▸ TASK STATEMENT
Please write the listing below out again exactly, leaving every picture behind.

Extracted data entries

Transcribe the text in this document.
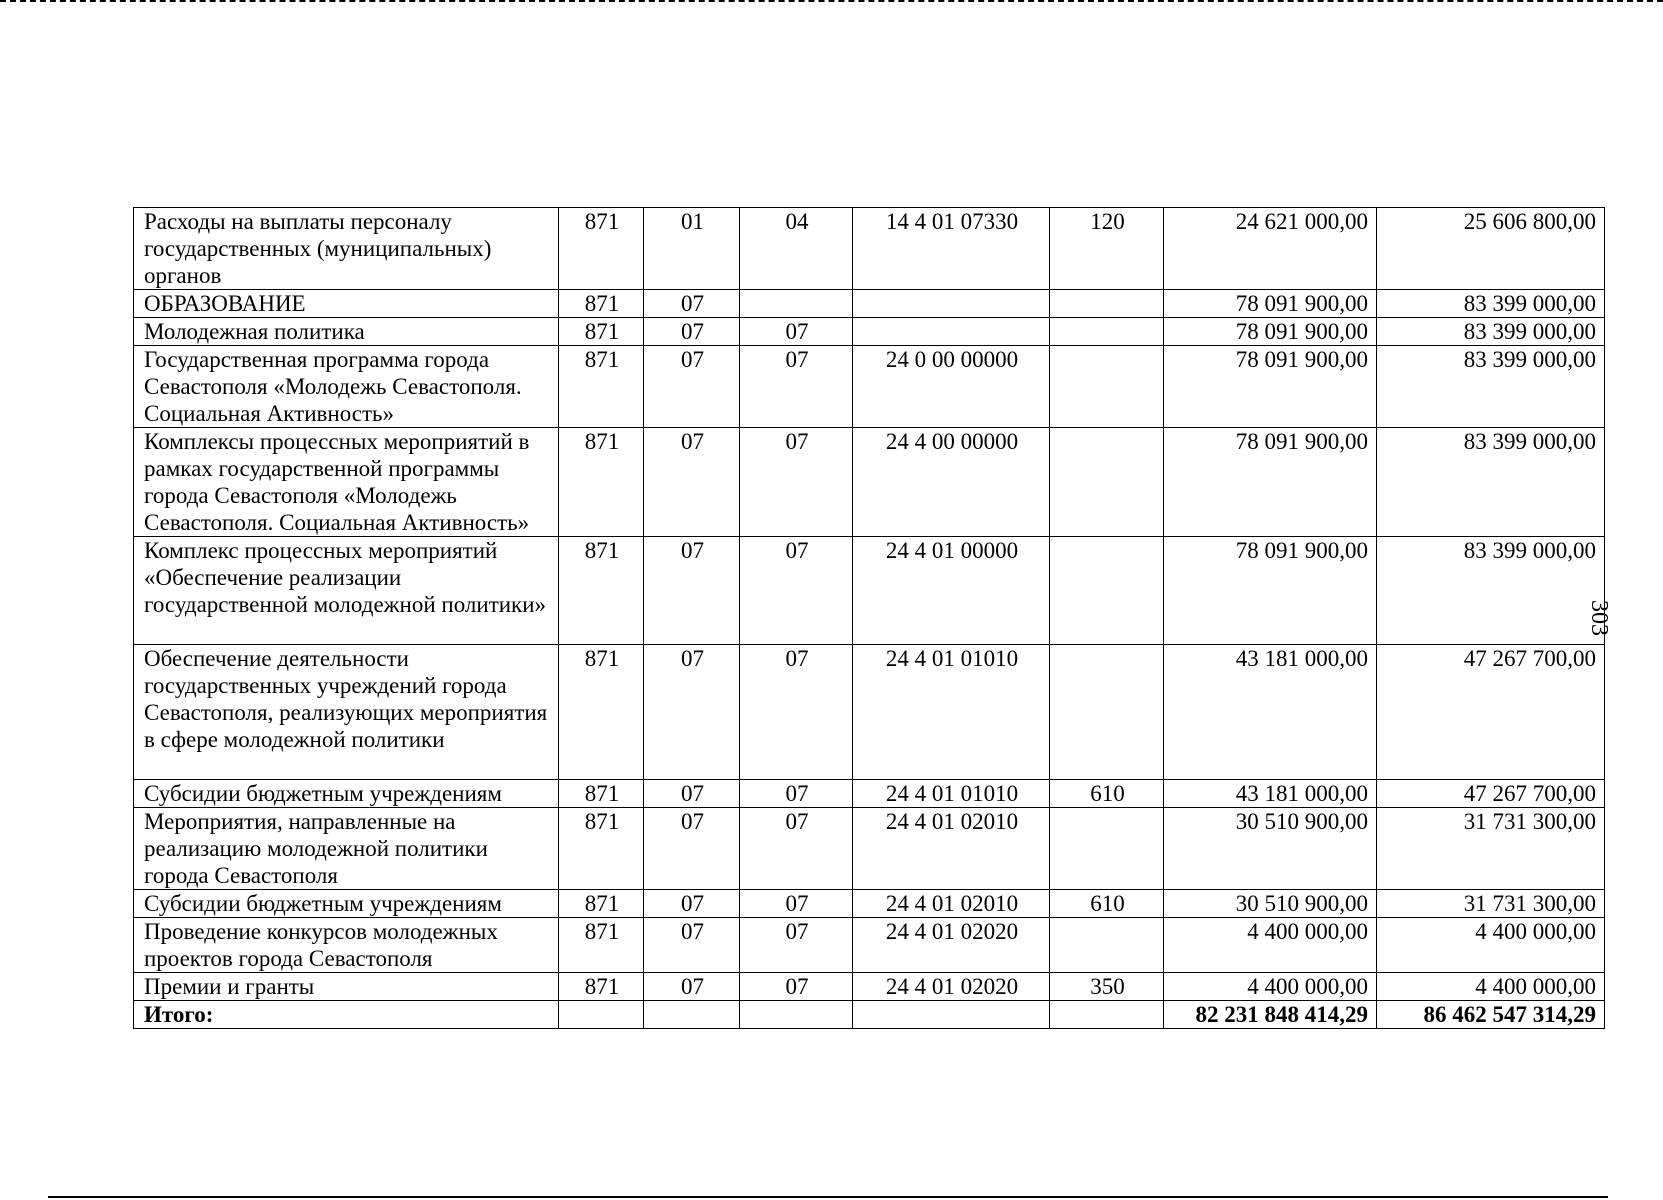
Расходы на выплаты персоналу государственных (муниципальных) органов	871	01	04	14 4 01 07330	120	24 621 000,00	25 606 800,00
ОБРАЗОВАНИЕ	871	07				78 091 900,00	83 399 000,00
Молодежная политика	871	07	07			78 091 900,00	83 399 000,00
Государственная программа города Севастополя «Молодежь Севастополя. Социальная Активность»	871	07	07	24 0 00 00000		78 091 900,00	83 399 000,00
Комплексы процессных мероприятий в рамках государственной программы города Севастополя «Молодежь Севастополя. Социальная Активность»	871	07	07	24 4 00 00000		78 091 900,00	83 399 000,00
Комплекс процессных мероприятий «Обеспечение реализации государственной молодежной политики»	871	07	07	24 4 01 00000		78 091 900,00	83 399 000,00
Обеспечение деятельности государственных учреждений города Севастополя, реализующих мероприятия в сфере молодежной политики	871	07	07	24 4 01 01010		43 181 000,00	47 267 700,00
Субсидии бюджетным учреждениям	871	07	07	24 4 01 01010	610	43 181 000,00	47 267 700,00
Мероприятия, направленные на реализацию молодежной политики города Севастополя	871	07	07	24 4 01 02010		30 510 900,00	31 731 300,00
Субсидии бюджетным учреждениям	871	07	07	24 4 01 02010	610	30 510 900,00	31 731 300,00
Проведение конкурсов молодежных проектов города Севастополя	871	07	07	24 4 01 02020		4 400 000,00	4 400 000,00
Премии и гранты	871	07	07	24 4 01 02020	350	4 400 000,00	4 400 000,00
Итого:						82 231 848 414,29	86 462 547 314,29
303
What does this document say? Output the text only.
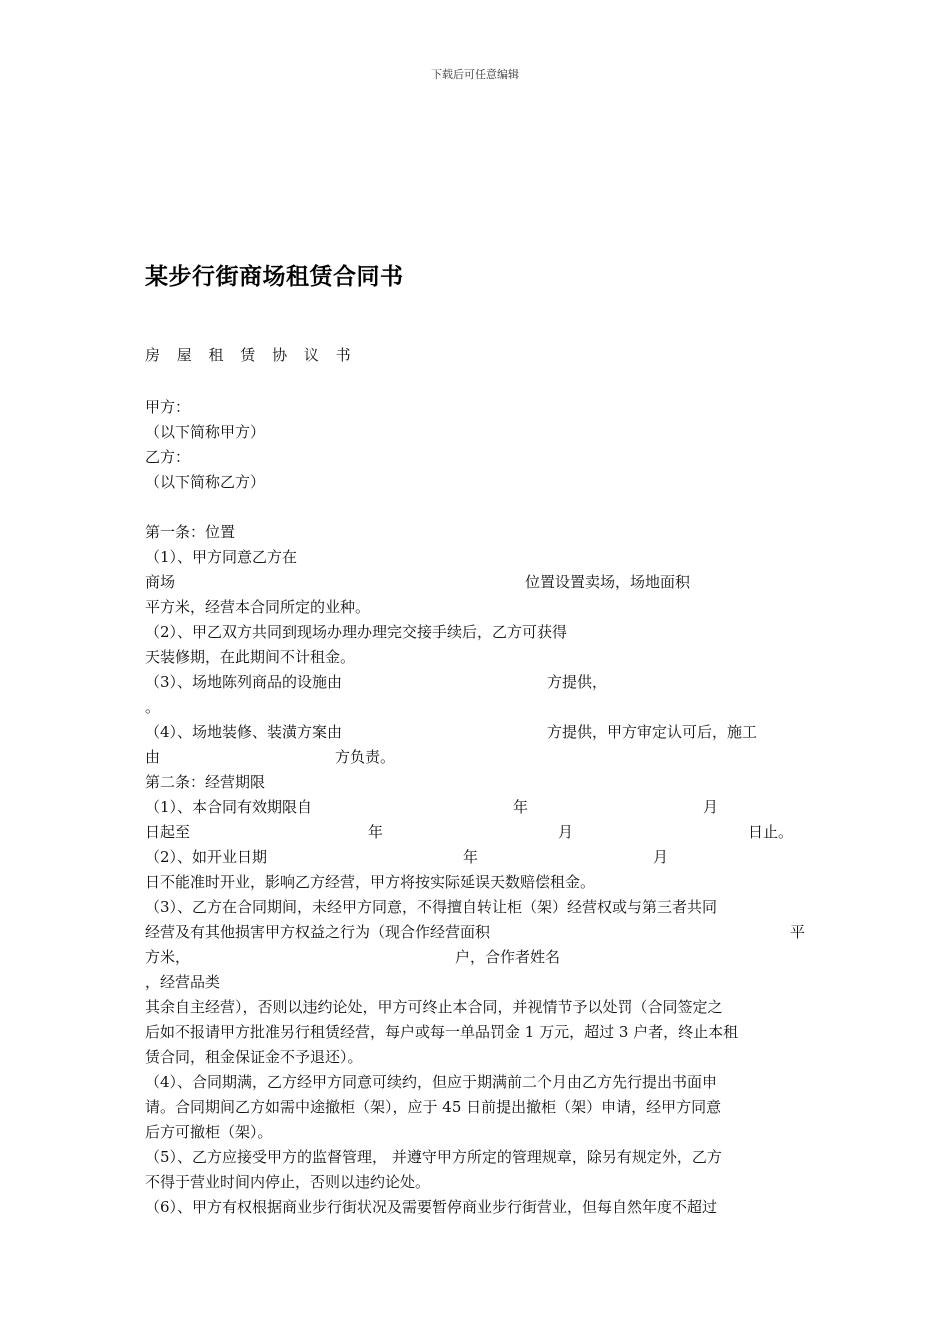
下载后可任意编辑
某步行街商场租赁合同书
房 屋 租 赁 协 议 书
甲方：
（以下简称甲方）
乙方：
（以下简称乙方）
第一条：位置
（1）、甲方同意乙方在
商场	位置设置卖场，场地面积
平方米，经营本合同所定的业种。
（2）、甲乙双方共同到现场办理办理完交接手续后，乙方可获得
天装修期，在此期间不计租金。
（3）、场地陈列商品的设施由	方提供，
。
（4）、场地装修、装潢方案由	方提供，甲方审定认可后，施工
由	方负责。
第二条：经营期限
（1）、本合同有效期限自	年	月
日起至	年	月	日止。
（2）、如开业日期	年	月
日不能准时开业，影响乙方经营，甲方将按实际延误天数赔偿租金。
（3）、乙方在合同期间，未经甲方同意，不得擅自转让柜（架）经营权或与第三者共同
经营及有其他损害甲方权益之行为（现合作经营面积	平
方米，	户，合作者姓名
，经营品类
其余自主经营），否则以违约论处，甲方可终止本合同，并视情节予以处罚（合同签定之
后如不报请甲方批准另行租赁经营，每户或每一单品罚金 1 万元，超过 3 户者，终止本租
赁合同，租金保证金不予退还）。
（4）、合同期满，乙方经甲方同意可续约，但应于期满前二个月由乙方先行提出书面申
请。合同期间乙方如需中途撤柜（架），应于 45 日前提出撤柜（架）申请，经甲方同意
后方可撤柜（架）。
（5）、乙方应接受甲方的监督管理， 并遵守甲方所定的管理规章，除另有规定外，乙方
不得于营业时间内停止，否则以违约论处。
（6）、甲方有权根据商业步行街状况及需要暂停商业步行街营业，但每自然年度不超过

▸ EXERCISE OUTPUT
Transcribe the text in this document.
Расходы на выплаты персоналу государственных (муниципальных) органов	871	01	04	14 4 01 07330	120	24 621 000,00	25 606 800,00
ОБРАЗОВАНИЕ	871	07				78 091 900,00	83 399 000,00
Молодежная политика	871	07	07			78 091 900,00	83 399 000,00
Государственная программа города Севастополя «Молодежь Севастополя. Социальная Активность»	871	07	07	24 0 00 00000		78 091 900,00	83 399 000,00
Комплексы процессных мероприятий в рамках государственной программы города Севастополя «Молодежь Севастополя. Социальная Активность»	871	07	07	24 4 00 00000		78 091 900,00	83 399 000,00
Комплекс процессных мероприятий «Обеспечение реализации государственной молодежной политики»	871	07	07	24 4 01 00000		78 091 900,00	83 399 000,00
Обеспечение деятельности государственных учреждений города Севастополя, реализующих мероприятия в сфере молодежной политики	871	07	07	24 4 01 01010		43 181 000,00	47 267 700,00
Субсидии бюджетным учреждениям	871	07	07	24 4 01 01010	610	43 181 000,00	47 267 700,00
Мероприятия, направленные на реализацию молодежной политики города Севастополя	871	07	07	24 4 01 02010		30 510 900,00	31 731 300,00
Субсидии бюджетным учреждениям	871	07	07	24 4 01 02010	610	30 510 900,00	31 731 300,00
Проведение конкурсов молодежных проектов города Севастополя	871	07	07	24 4 01 02020		4 400 000,00	4 400 000,00
Премии и гранты	871	07	07	24 4 01 02020	350	4 400 000,00	4 400 000,00
Итого:						82 231 848 414,29	86 462 547 314,29
303
What does this document say? Output the text only.
下载后可任意编辑
某步行街商场租赁合同书
房 屋 租 赁 协 议 书
甲方：
（以下简称甲方）
乙方：
（以下简称乙方）
第一条：位置
（1）、甲方同意乙方在
商场	位置设置卖场，场地面积
平方米，经营本合同所定的业种。
（2）、甲乙双方共同到现场办理办理完交接手续后，乙方可获得
天装修期，在此期间不计租金。
（3）、场地陈列商品的设施由	方提供，
。
（4）、场地装修、装潢方案由	方提供，甲方审定认可后，施工
由	方负责。
第二条：经营期限
（1）、本合同有效期限自	年	月
日起至	年	月	日止。
（2）、如开业日期	年	月
日不能准时开业，影响乙方经营，甲方将按实际延误天数赔偿租金。
（3）、乙方在合同期间，未经甲方同意，不得擅自转让柜（架）经营权或与第三者共同
经营及有其他损害甲方权益之行为（现合作经营面积	平
方米，	户，合作者姓名
，经营品类
其余自主经营），否则以违约论处，甲方可终止本合同，并视情节予以处罚（合同签定之
后如不报请甲方批准另行租赁经营，每户或每一单品罚金 1 万元，超过 3 户者，终止本租
赁合同，租金保证金不予退还）。
（4）、合同期满，乙方经甲方同意可续约，但应于期满前二个月由乙方先行提出书面申
请。合同期间乙方如需中途撤柜（架），应于 45 日前提出撤柜（架）申请，经甲方同意
后方可撤柜（架）。
（5）、乙方应接受甲方的监督管理， 并遵守甲方所定的管理规章，除另有规定外，乙方
不得于营业时间内停止，否则以违约论处。
（6）、甲方有权根据商业步行街状况及需要暂停商业步行街营业，但每自然年度不超过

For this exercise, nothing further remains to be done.